Task to complete:
Every entry below should be printed exactly, without its images.

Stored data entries
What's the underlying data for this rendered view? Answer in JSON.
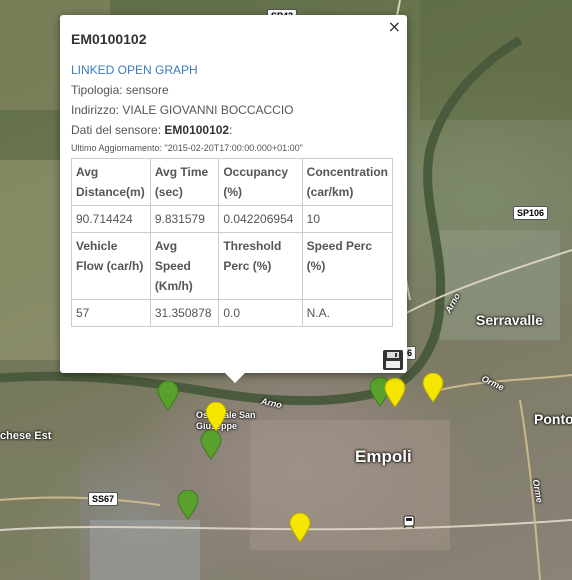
{
  "map": {
    "labels": {
      "city": "Empoli",
      "serravalle": "Serravalle",
      "ponto": "Ponto",
      "hospital": "Ospedale San Giuseppe",
      "west": "chese Est",
      "arno1": "Arno",
      "arno2": "Arno",
      "orme1": "Orme",
      "orme2": "Orme"
    },
    "road_shields": {
      "sp43": "SP43",
      "sp106": "SP106",
      "ss67": "SS67",
      "s6": "6"
    },
    "pin_colors": {
      "green": "#5aa02c",
      "yellow": "#f5e600"
    },
    "pin_icon": "map-pin-icon"
  },
  "popup": {
    "title": "EM0100102",
    "close_label": "×",
    "link_label": "LINKED OPEN GRAPH",
    "tipologia": "Tipologia: sensore",
    "indirizzo": "Indirizzo: VIALE GIOVANNI BOCCACCIO",
    "dati_prefix": "Dati del sensore: ",
    "dati_id": "EM0100102",
    "dati_suffix": ":",
    "updated": "Ultimo Aggiornamento: \"2015-02-20T17:00:00.000+01:00\"",
    "table": {
      "row1_headers": [
        "Avg Distance(m)",
        "Avg Time (sec)",
        "Occupancy (%)",
        "Concentration (car/km)"
      ],
      "row1_values": [
        "90.714424",
        "9.831579",
        "0.042206954",
        "10"
      ],
      "row2_headers": [
        "Vehicle Flow (car/h)",
        "Avg Speed (Km/h)",
        "Threshold Perc (%)",
        "Speed Perc (%)"
      ],
      "row2_values": [
        "57",
        "31.350878",
        "0.0",
        "N.A."
      ]
    },
    "save_icon": "floppy-disk-icon"
  }
}
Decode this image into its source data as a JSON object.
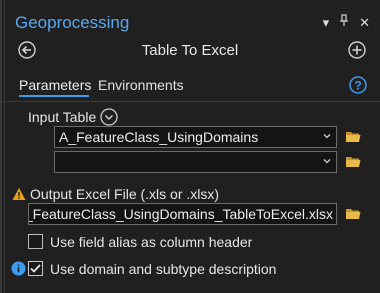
{
  "pane": {
    "title": "Geoprocessing",
    "menu_glyph": "▾",
    "pin_glyph": "ᛘ",
    "close_glyph": "✕"
  },
  "tool": {
    "title": "Table To Excel"
  },
  "tabs": [
    {
      "label": "Parameters",
      "active": true
    },
    {
      "label": "Environments",
      "active": false
    }
  ],
  "params": {
    "input_table_label": "Input Table",
    "input_table_values": [
      "A_FeatureClass_UsingDomains",
      ""
    ],
    "output_label": "Output Excel File (.xls or .xlsx)",
    "output_value": "ACE\\A_FeatureClass_UsingDomains_TableToExcel.xlsx",
    "field_alias_label": "Use field alias as column header",
    "field_alias_checked": false,
    "domain_label": "Use domain and subtype description",
    "domain_checked": true
  },
  "colors": {
    "accent": "#3d9bf0",
    "title_blue": "#59a8f0",
    "folder_yellow": "#e9b949",
    "warning_orange": "#e8a21a"
  },
  "icons": {
    "back": "back-arrow-icon",
    "add": "add-icon",
    "help": "help-icon",
    "expand": "chevron-down-icon",
    "folder": "folder-icon",
    "warning": "warning-icon",
    "info": "info-icon"
  }
}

The reply:
What's the underlying data for this rendered view? Answer in JSON.
{
  "map": {
    "labels": {
      "city": "Empoli",
      "serravalle": "Serravalle",
      "ponto": "Ponto",
      "hospital": "Ospedale San Giuseppe",
      "west": "chese Est",
      "arno1": "Arno",
      "arno2": "Arno",
      "orme1": "Orme",
      "orme2": "Orme"
    },
    "road_shields": {
      "sp43": "SP43",
      "sp106": "SP106",
      "ss67": "SS67",
      "s6": "6"
    },
    "pin_colors": {
      "green": "#5aa02c",
      "yellow": "#f5e600"
    },
    "pin_icon": "map-pin-icon"
  },
  "popup": {
    "title": "EM0100102",
    "close_label": "×",
    "link_label": "LINKED OPEN GRAPH",
    "tipologia": "Tipologia: sensore",
    "indirizzo": "Indirizzo: VIALE GIOVANNI BOCCACCIO",
    "dati_prefix": "Dati del sensore: ",
    "dati_id": "EM0100102",
    "dati_suffix": ":",
    "updated": "Ultimo Aggiornamento: \"2015-02-20T17:00:00.000+01:00\"",
    "table": {
      "row1_headers": [
        "Avg Distance(m)",
        "Avg Time (sec)",
        "Occupancy (%)",
        "Concentration (car/km)"
      ],
      "row1_values": [
        "90.714424",
        "9.831579",
        "0.042206954",
        "10"
      ],
      "row2_headers": [
        "Vehicle Flow (car/h)",
        "Avg Speed (Km/h)",
        "Threshold Perc (%)",
        "Speed Perc (%)"
      ],
      "row2_values": [
        "57",
        "31.350878",
        "0.0",
        "N.A."
      ]
    },
    "save_icon": "floppy-disk-icon"
  }
}
Decode this image into its source data as a JSON object.
{
  "pane": {
    "title": "Geoprocessing",
    "menu_glyph": "▾",
    "pin_glyph": "ᛘ",
    "close_glyph": "✕"
  },
  "tool": {
    "title": "Table To Excel"
  },
  "tabs": [
    {
      "label": "Parameters",
      "active": true
    },
    {
      "label": "Environments",
      "active": false
    }
  ],
  "params": {
    "input_table_label": "Input Table",
    "input_table_values": [
      "A_FeatureClass_UsingDomains",
      ""
    ],
    "output_label": "Output Excel File (.xls or .xlsx)",
    "output_value": "ACE\\A_FeatureClass_UsingDomains_TableToExcel.xlsx",
    "field_alias_label": "Use field alias as column header",
    "field_alias_checked": false,
    "domain_label": "Use domain and subtype description",
    "domain_checked": true
  },
  "colors": {
    "accent": "#3d9bf0",
    "title_blue": "#59a8f0",
    "folder_yellow": "#e9b949",
    "warning_orange": "#e8a21a"
  },
  "icons": {
    "back": "back-arrow-icon",
    "add": "add-icon",
    "help": "help-icon",
    "expand": "chevron-down-icon",
    "folder": "folder-icon",
    "warning": "warning-icon",
    "info": "info-icon"
  }
}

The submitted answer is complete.